- _What you are asked to do_: Below are records to transcribe exactly, without their pictures.

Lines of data
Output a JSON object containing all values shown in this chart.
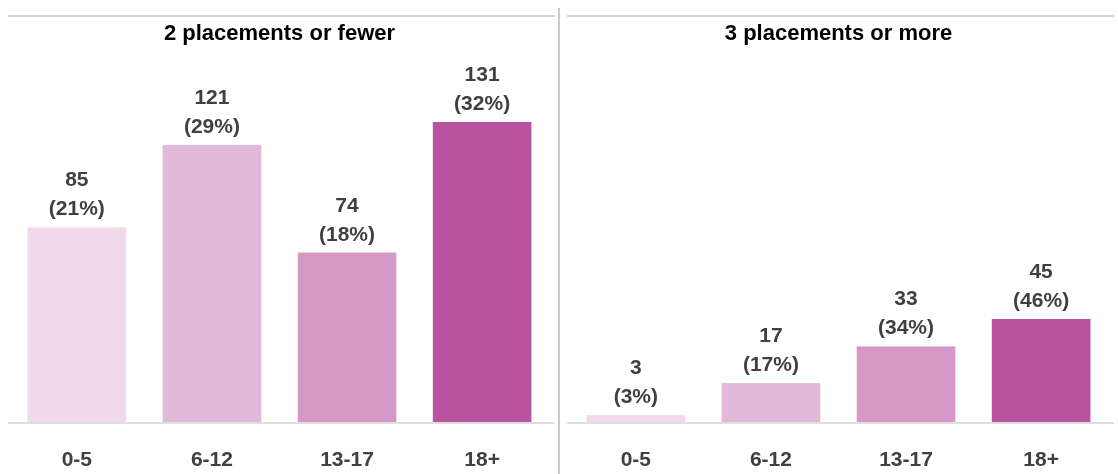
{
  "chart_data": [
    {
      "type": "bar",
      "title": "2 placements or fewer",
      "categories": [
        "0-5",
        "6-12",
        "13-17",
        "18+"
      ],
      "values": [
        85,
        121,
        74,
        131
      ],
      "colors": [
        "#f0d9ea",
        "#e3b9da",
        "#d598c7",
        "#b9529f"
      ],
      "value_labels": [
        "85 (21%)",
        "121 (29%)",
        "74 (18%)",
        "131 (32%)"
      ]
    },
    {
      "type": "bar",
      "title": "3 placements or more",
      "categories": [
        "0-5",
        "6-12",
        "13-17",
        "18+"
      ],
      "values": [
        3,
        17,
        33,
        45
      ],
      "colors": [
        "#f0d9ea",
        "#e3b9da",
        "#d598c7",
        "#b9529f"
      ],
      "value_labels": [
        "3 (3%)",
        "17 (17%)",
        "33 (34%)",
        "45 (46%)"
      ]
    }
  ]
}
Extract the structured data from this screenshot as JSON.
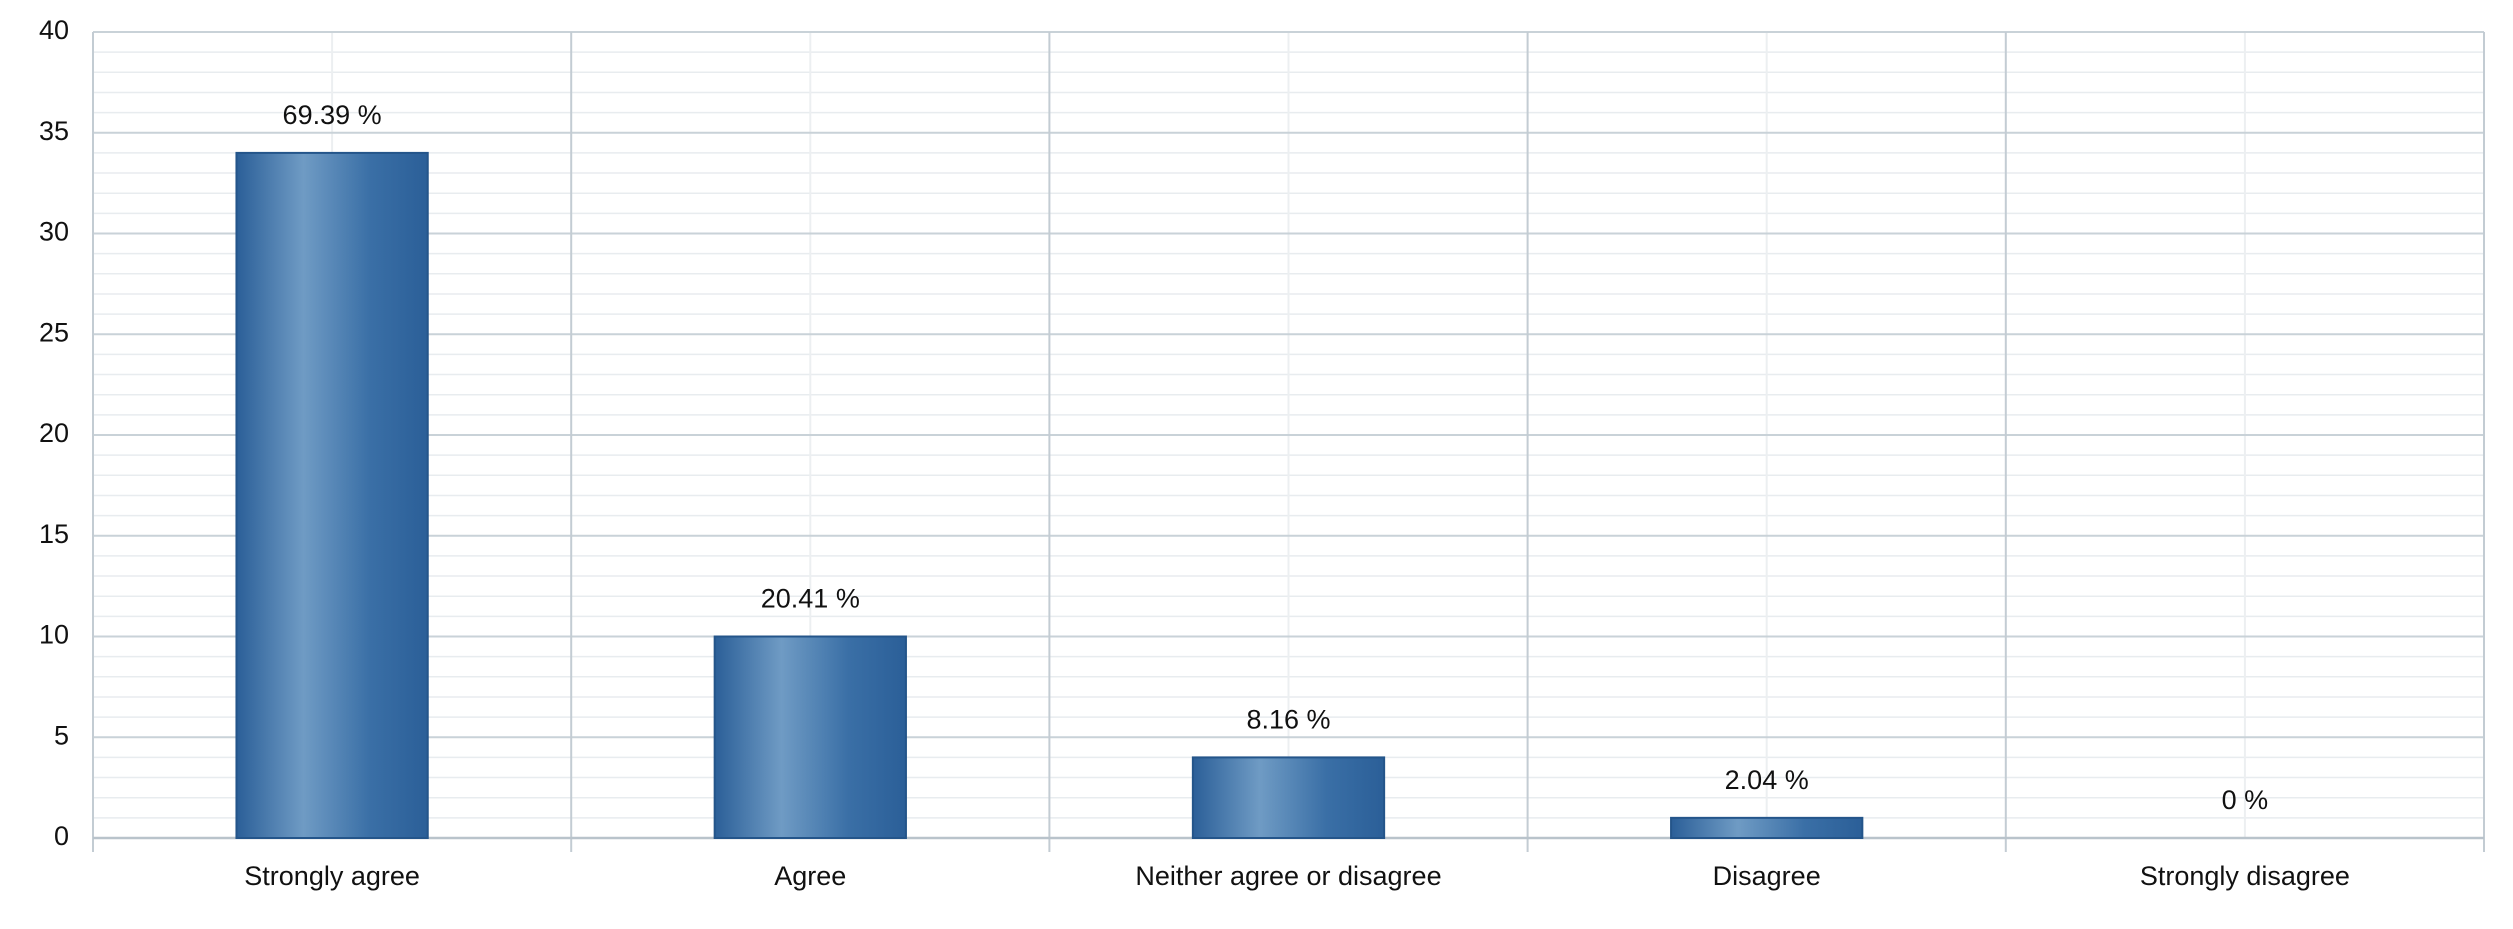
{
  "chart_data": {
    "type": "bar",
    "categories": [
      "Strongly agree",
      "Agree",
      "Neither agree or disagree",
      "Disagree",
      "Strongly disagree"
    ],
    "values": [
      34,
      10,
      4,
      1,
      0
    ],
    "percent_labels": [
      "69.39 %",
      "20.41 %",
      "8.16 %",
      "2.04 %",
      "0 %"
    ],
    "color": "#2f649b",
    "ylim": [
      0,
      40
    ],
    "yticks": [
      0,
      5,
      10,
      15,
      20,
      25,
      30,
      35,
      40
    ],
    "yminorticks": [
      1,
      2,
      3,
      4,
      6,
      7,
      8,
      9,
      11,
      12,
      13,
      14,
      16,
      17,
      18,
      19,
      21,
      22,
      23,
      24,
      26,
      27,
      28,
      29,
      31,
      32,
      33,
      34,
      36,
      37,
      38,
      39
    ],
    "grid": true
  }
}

- _Exercise response_:
Output a JSON object containing all values shown in this chart.
{
  "chart_data": [
    {
      "type": "bar",
      "title": "2 placements or fewer",
      "categories": [
        "0-5",
        "6-12",
        "13-17",
        "18+"
      ],
      "values": [
        85,
        121,
        74,
        131
      ],
      "colors": [
        "#f0d9ea",
        "#e3b9da",
        "#d598c7",
        "#b9529f"
      ],
      "value_labels": [
        "85 (21%)",
        "121 (29%)",
        "74 (18%)",
        "131 (32%)"
      ]
    },
    {
      "type": "bar",
      "title": "3 placements or more",
      "categories": [
        "0-5",
        "6-12",
        "13-17",
        "18+"
      ],
      "values": [
        3,
        17,
        33,
        45
      ],
      "colors": [
        "#f0d9ea",
        "#e3b9da",
        "#d598c7",
        "#b9529f"
      ],
      "value_labels": [
        "3 (3%)",
        "17 (17%)",
        "33 (34%)",
        "45 (46%)"
      ]
    }
  ]
}
Extract the structured data from this screenshot as JSON.
{
  "chart_data": {
    "type": "bar",
    "categories": [
      "Strongly agree",
      "Agree",
      "Neither agree or disagree",
      "Disagree",
      "Strongly disagree"
    ],
    "values": [
      34,
      10,
      4,
      1,
      0
    ],
    "percent_labels": [
      "69.39 %",
      "20.41 %",
      "8.16 %",
      "2.04 %",
      "0 %"
    ],
    "color": "#2f649b",
    "ylim": [
      0,
      40
    ],
    "yticks": [
      0,
      5,
      10,
      15,
      20,
      25,
      30,
      35,
      40
    ],
    "yminorticks": [
      1,
      2,
      3,
      4,
      6,
      7,
      8,
      9,
      11,
      12,
      13,
      14,
      16,
      17,
      18,
      19,
      21,
      22,
      23,
      24,
      26,
      27,
      28,
      29,
      31,
      32,
      33,
      34,
      36,
      37,
      38,
      39
    ],
    "grid": true
  }
}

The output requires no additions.